• Instructions for the task: Select every line below containing the word "Delay".
▬▬▬▬▬▬▬▬▬▬
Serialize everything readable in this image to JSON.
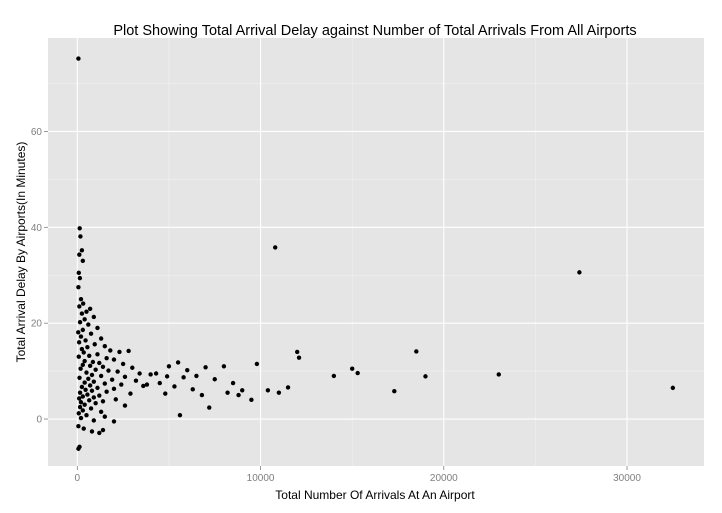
{
  "chart_data": {
    "type": "scatter",
    "title": "Plot Showing Total Arrival Delay against Number of Total Arrivals From All Airports",
    "xlabel": "Total Number Of Arrivals At An Airport",
    "ylabel": "Total Arrival Delay By Airports(In Minutes)",
    "xlim": [
      -1600,
      34200
    ],
    "ylim": [
      -9.8,
      79.5
    ],
    "x_ticks": [
      0,
      10000,
      20000,
      30000
    ],
    "x_tick_labels": [
      "0",
      "10000",
      "20000",
      "30000"
    ],
    "y_ticks": [
      0,
      20,
      40,
      60
    ],
    "y_tick_labels": [
      "0",
      "20",
      "40",
      "60"
    ],
    "grid": true,
    "point_color": "#000000",
    "panel_color": "#e5e5e5",
    "points": [
      [
        60,
        75.2
      ],
      [
        130,
        39.8
      ],
      [
        170,
        38.1
      ],
      [
        250,
        35.2
      ],
      [
        110,
        34.3
      ],
      [
        300,
        33.0
      ],
      [
        80,
        30.5
      ],
      [
        140,
        29.4
      ],
      [
        60,
        27.5
      ],
      [
        200,
        25.0
      ],
      [
        320,
        24.1
      ],
      [
        110,
        23.5
      ],
      [
        700,
        23.0
      ],
      [
        500,
        22.4
      ],
      [
        250,
        22.0
      ],
      [
        900,
        21.3
      ],
      [
        400,
        20.8
      ],
      [
        150,
        20.2
      ],
      [
        600,
        19.7
      ],
      [
        1100,
        19.0
      ],
      [
        300,
        18.6
      ],
      [
        50,
        18.1
      ],
      [
        750,
        17.8
      ],
      [
        200,
        17.2
      ],
      [
        1300,
        16.8
      ],
      [
        450,
        16.4
      ],
      [
        100,
        16.0
      ],
      [
        950,
        15.6
      ],
      [
        1500,
        15.2
      ],
      [
        550,
        15.0
      ],
      [
        250,
        14.6
      ],
      [
        1800,
        14.3
      ],
      [
        2300,
        14.0
      ],
      [
        2800,
        14.2
      ],
      [
        350,
        13.9
      ],
      [
        1100,
        13.5
      ],
      [
        650,
        13.2
      ],
      [
        80,
        13.0
      ],
      [
        1600,
        12.7
      ],
      [
        2000,
        12.4
      ],
      [
        400,
        12.1
      ],
      [
        850,
        11.9
      ],
      [
        1200,
        11.7
      ],
      [
        2500,
        11.5
      ],
      [
        300,
        11.3
      ],
      [
        700,
        11.1
      ],
      [
        1400,
        10.9
      ],
      [
        3000,
        10.7
      ],
      [
        180,
        10.5
      ],
      [
        1000,
        10.3
      ],
      [
        1700,
        10.1
      ],
      [
        2200,
        9.9
      ],
      [
        500,
        9.7
      ],
      [
        3400,
        9.5
      ],
      [
        4000,
        9.3
      ],
      [
        800,
        9.2
      ],
      [
        1300,
        9.0
      ],
      [
        2600,
        8.8
      ],
      [
        120,
        8.6
      ],
      [
        600,
        8.4
      ],
      [
        1900,
        8.2
      ],
      [
        3200,
        8.0
      ],
      [
        900,
        7.8
      ],
      [
        400,
        7.6
      ],
      [
        1500,
        7.4
      ],
      [
        2400,
        7.2
      ],
      [
        700,
        7.0
      ],
      [
        3600,
        6.9
      ],
      [
        250,
        6.7
      ],
      [
        1100,
        6.5
      ],
      [
        2000,
        6.3
      ],
      [
        450,
        6.1
      ],
      [
        800,
        5.9
      ],
      [
        1600,
        5.7
      ],
      [
        150,
        5.5
      ],
      [
        2900,
        5.3
      ],
      [
        550,
        5.1
      ],
      [
        1200,
        4.9
      ],
      [
        300,
        4.7
      ],
      [
        900,
        4.5
      ],
      [
        100,
        4.3
      ],
      [
        2100,
        4.1
      ],
      [
        650,
        3.9
      ],
      [
        1400,
        3.7
      ],
      [
        200,
        3.5
      ],
      [
        1000,
        3.3
      ],
      [
        400,
        3.0
      ],
      [
        2600,
        2.8
      ],
      [
        150,
        2.5
      ],
      [
        750,
        2.2
      ],
      [
        300,
        1.8
      ],
      [
        1300,
        1.5
      ],
      [
        80,
        1.2
      ],
      [
        500,
        0.8
      ],
      [
        1500,
        0.5
      ],
      [
        200,
        0.2
      ],
      [
        900,
        -0.3
      ],
      [
        60,
        -1.5
      ],
      [
        350,
        -2.0
      ],
      [
        1400,
        -2.3
      ],
      [
        800,
        -2.6
      ],
      [
        120,
        -5.8
      ],
      [
        60,
        -6.2
      ],
      [
        1200,
        -2.9
      ],
      [
        2000,
        -0.5
      ],
      [
        4500,
        7.5
      ],
      [
        5000,
        11.0
      ],
      [
        5500,
        11.8
      ],
      [
        6000,
        10.2
      ],
      [
        6500,
        9.0
      ],
      [
        7000,
        10.8
      ],
      [
        7500,
        8.3
      ],
      [
        8000,
        11.0
      ],
      [
        8500,
        7.5
      ],
      [
        9000,
        6.0
      ],
      [
        9500,
        4.0
      ],
      [
        9800,
        11.5
      ],
      [
        4800,
        5.3
      ],
      [
        5300,
        6.8
      ],
      [
        5800,
        8.7
      ],
      [
        6300,
        6.2
      ],
      [
        6800,
        5.0
      ],
      [
        7200,
        2.4
      ],
      [
        8200,
        5.5
      ],
      [
        8800,
        5.0
      ],
      [
        5600,
        0.8
      ],
      [
        4300,
        9.5
      ],
      [
        3800,
        7.2
      ],
      [
        4900,
        8.9
      ],
      [
        10400,
        6.0
      ],
      [
        11000,
        5.5
      ],
      [
        11500,
        6.6
      ],
      [
        12000,
        14.0
      ],
      [
        12100,
        12.8
      ],
      [
        10800,
        35.8
      ],
      [
        14000,
        9.0
      ],
      [
        15000,
        10.5
      ],
      [
        15300,
        9.6
      ],
      [
        17300,
        5.8
      ],
      [
        18500,
        14.1
      ],
      [
        19000,
        8.9
      ],
      [
        23000,
        9.3
      ],
      [
        27400,
        30.6
      ],
      [
        32500,
        6.5
      ]
    ]
  }
}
▬▬▬▬▬▬▬▬▬▬
• Finished task:
    "title": "Plot Showing Total Arrival Delay against Number of Total Arrivals From All Airports",
    "ylabel": "Total Arrival Delay By Airports(In Minutes)",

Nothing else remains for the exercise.